"""

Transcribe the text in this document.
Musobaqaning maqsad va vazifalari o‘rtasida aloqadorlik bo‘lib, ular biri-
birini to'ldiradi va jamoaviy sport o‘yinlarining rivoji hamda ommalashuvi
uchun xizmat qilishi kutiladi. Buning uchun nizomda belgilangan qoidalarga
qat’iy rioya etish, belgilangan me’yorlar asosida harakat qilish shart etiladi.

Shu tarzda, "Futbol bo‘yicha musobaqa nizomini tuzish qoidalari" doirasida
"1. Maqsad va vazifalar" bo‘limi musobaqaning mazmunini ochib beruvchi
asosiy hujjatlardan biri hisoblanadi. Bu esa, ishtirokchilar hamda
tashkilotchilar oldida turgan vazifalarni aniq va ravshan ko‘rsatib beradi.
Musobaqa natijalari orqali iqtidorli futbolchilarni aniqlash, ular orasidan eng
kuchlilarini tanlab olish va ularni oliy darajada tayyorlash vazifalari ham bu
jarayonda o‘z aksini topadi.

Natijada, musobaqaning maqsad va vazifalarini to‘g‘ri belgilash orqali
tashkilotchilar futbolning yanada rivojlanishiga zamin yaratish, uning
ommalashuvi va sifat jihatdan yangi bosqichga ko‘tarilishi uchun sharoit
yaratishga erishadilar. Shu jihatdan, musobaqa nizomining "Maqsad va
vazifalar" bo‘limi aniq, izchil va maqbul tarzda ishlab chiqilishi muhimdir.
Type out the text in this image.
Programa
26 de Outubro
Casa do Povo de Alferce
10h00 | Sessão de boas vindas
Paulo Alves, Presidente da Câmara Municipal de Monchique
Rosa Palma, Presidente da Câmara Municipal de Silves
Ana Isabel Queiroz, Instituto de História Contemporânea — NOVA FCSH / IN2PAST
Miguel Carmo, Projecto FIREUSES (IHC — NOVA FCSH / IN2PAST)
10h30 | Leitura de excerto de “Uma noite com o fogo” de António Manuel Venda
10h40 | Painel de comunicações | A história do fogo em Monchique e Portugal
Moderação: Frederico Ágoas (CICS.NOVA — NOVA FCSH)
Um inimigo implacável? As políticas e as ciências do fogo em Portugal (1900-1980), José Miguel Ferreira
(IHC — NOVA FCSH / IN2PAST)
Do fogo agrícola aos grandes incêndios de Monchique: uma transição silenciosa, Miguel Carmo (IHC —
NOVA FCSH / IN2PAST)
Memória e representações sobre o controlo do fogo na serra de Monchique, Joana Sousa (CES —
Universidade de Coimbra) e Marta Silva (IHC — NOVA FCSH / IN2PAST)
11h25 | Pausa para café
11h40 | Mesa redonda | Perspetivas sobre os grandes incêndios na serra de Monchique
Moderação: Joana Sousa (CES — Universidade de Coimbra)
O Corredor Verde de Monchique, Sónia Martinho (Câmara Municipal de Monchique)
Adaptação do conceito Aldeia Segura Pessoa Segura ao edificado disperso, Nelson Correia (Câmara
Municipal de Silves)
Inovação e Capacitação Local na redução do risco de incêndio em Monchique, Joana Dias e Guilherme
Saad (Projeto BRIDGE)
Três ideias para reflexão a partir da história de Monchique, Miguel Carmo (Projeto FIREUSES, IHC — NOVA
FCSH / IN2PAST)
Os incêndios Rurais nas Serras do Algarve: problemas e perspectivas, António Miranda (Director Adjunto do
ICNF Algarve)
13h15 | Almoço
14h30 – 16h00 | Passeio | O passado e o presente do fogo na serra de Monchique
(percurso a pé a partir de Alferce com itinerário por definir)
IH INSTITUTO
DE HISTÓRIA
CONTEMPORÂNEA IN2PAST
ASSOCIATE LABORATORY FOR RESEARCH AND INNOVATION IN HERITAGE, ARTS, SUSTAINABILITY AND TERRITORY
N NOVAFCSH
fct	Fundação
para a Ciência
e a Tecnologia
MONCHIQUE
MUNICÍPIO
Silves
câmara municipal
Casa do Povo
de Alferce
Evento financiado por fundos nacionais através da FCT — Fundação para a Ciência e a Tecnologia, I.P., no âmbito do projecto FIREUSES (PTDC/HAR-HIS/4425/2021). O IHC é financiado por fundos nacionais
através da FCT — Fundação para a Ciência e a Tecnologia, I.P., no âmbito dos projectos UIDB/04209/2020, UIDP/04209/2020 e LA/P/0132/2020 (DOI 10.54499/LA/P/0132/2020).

"""

* INSTRUCTIONS TO FOLLOW: The records above should all be quoted exactly, please.

* EXPECTED ANSWER:
Transcribe the text in this document.
Musobaqaning maqsad va vazifalari o‘rtasida aloqadorlik bo‘lib, ular biri-
birini to'ldiradi va jamoaviy sport o‘yinlarining rivoji hamda ommalashuvi
uchun xizmat qilishi kutiladi. Buning uchun nizomda belgilangan qoidalarga
qat’iy rioya etish, belgilangan me’yorlar asosida harakat qilish shart etiladi.

Shu tarzda, "Futbol bo‘yicha musobaqa nizomini tuzish qoidalari" doirasida
"1. Maqsad va vazifalar" bo‘limi musobaqaning mazmunini ochib beruvchi
asosiy hujjatlardan biri hisoblanadi. Bu esa, ishtirokchilar hamda
tashkilotchilar oldida turgan vazifalarni aniq va ravshan ko‘rsatib beradi.
Musobaqa natijalari orqali iqtidorli futbolchilarni aniqlash, ular orasidan eng
kuchlilarini tanlab olish va ularni oliy darajada tayyorlash vazifalari ham bu
jarayonda o‘z aksini topadi.

Natijada, musobaqaning maqsad va vazifalarini to‘g‘ri belgilash orqali
tashkilotchilar futbolning yanada rivojlanishiga zamin yaratish, uning
ommalashuvi va sifat jihatdan yangi bosqichga ko‘tarilishi uchun sharoit
yaratishga erishadilar. Shu jihatdan, musobaqa nizomining "Maqsad va
vazifalar" bo‘limi aniq, izchil va maqbul tarzda ishlab chiqilishi muhimdir.
Type out the text in this image.
Programa
26 de Outubro
Casa do Povo de Alferce
10h00 | Sessão de boas vindas
Paulo Alves, Presidente da Câmara Municipal de Monchique
Rosa Palma, Presidente da Câmara Municipal de Silves
Ana Isabel Queiroz, Instituto de História Contemporânea — NOVA FCSH / IN2PAST
Miguel Carmo, Projecto FIREUSES (IHC — NOVA FCSH / IN2PAST)
10h30 | Leitura de excerto de “Uma noite com o fogo” de António Manuel Venda
10h40 | Painel de comunicações | A história do fogo em Monchique e Portugal
Moderação: Frederico Ágoas (CICS.NOVA — NOVA FCSH)
Um inimigo implacável? As políticas e as ciências do fogo em Portugal (1900-1980), José Miguel Ferreira
(IHC — NOVA FCSH / IN2PAST)
Do fogo agrícola aos grandes incêndios de Monchique: uma transição silenciosa, Miguel Carmo (IHC —
NOVA FCSH / IN2PAST)
Memória e representações sobre o controlo do fogo na serra de Monchique, Joana Sousa (CES —
Universidade de Coimbra) e Marta Silva (IHC — NOVA FCSH / IN2PAST)
11h25 | Pausa para café
11h40 | Mesa redonda | Perspetivas sobre os grandes incêndios na serra de Monchique
Moderação: Joana Sousa (CES — Universidade de Coimbra)
O Corredor Verde de Monchique, Sónia Martinho (Câmara Municipal de Monchique)
Adaptação do conceito Aldeia Segura Pessoa Segura ao edificado disperso, Nelson Correia (Câmara
Municipal de Silves)
Inovação e Capacitação Local na redução do risco de incêndio em Monchique, Joana Dias e Guilherme
Saad (Projeto BRIDGE)
Três ideias para reflexão a partir da história de Monchique, Miguel Carmo (Projeto FIREUSES, IHC — NOVA
FCSH / IN2PAST)
Os incêndios Rurais nas Serras do Algarve: problemas e perspectivas, António Miranda (Director Adjunto do
ICNF Algarve)
13h15 | Almoço
14h30 – 16h00 | Passeio | O passado e o presente do fogo na serra de Monchique
(percurso a pé a partir de Alferce com itinerário por definir)
IH INSTITUTO
DE HISTÓRIA
CONTEMPORÂNEA IN2PAST
ASSOCIATE LABORATORY FOR RESEARCH AND INNOVATION IN HERITAGE, ARTS, SUSTAINABILITY AND TERRITORY
N NOVAFCSH
fct	Fundação
para a Ciência
e a Tecnologia
MONCHIQUE
MUNICÍPIO
Silves
câmara municipal
Casa do Povo
de Alferce
Evento financiado por fundos nacionais através da FCT — Fundação para a Ciência e a Tecnologia, I.P., no âmbito do projecto FIREUSES (PTDC/HAR-HIS/4425/2021). O IHC é financiado por fundos nacionais
através da FCT — Fundação para a Ciência e a Tecnologia, I.P., no âmbito dos projectos UIDB/04209/2020, UIDP/04209/2020 e LA/P/0132/2020 (DOI 10.54499/LA/P/0132/2020).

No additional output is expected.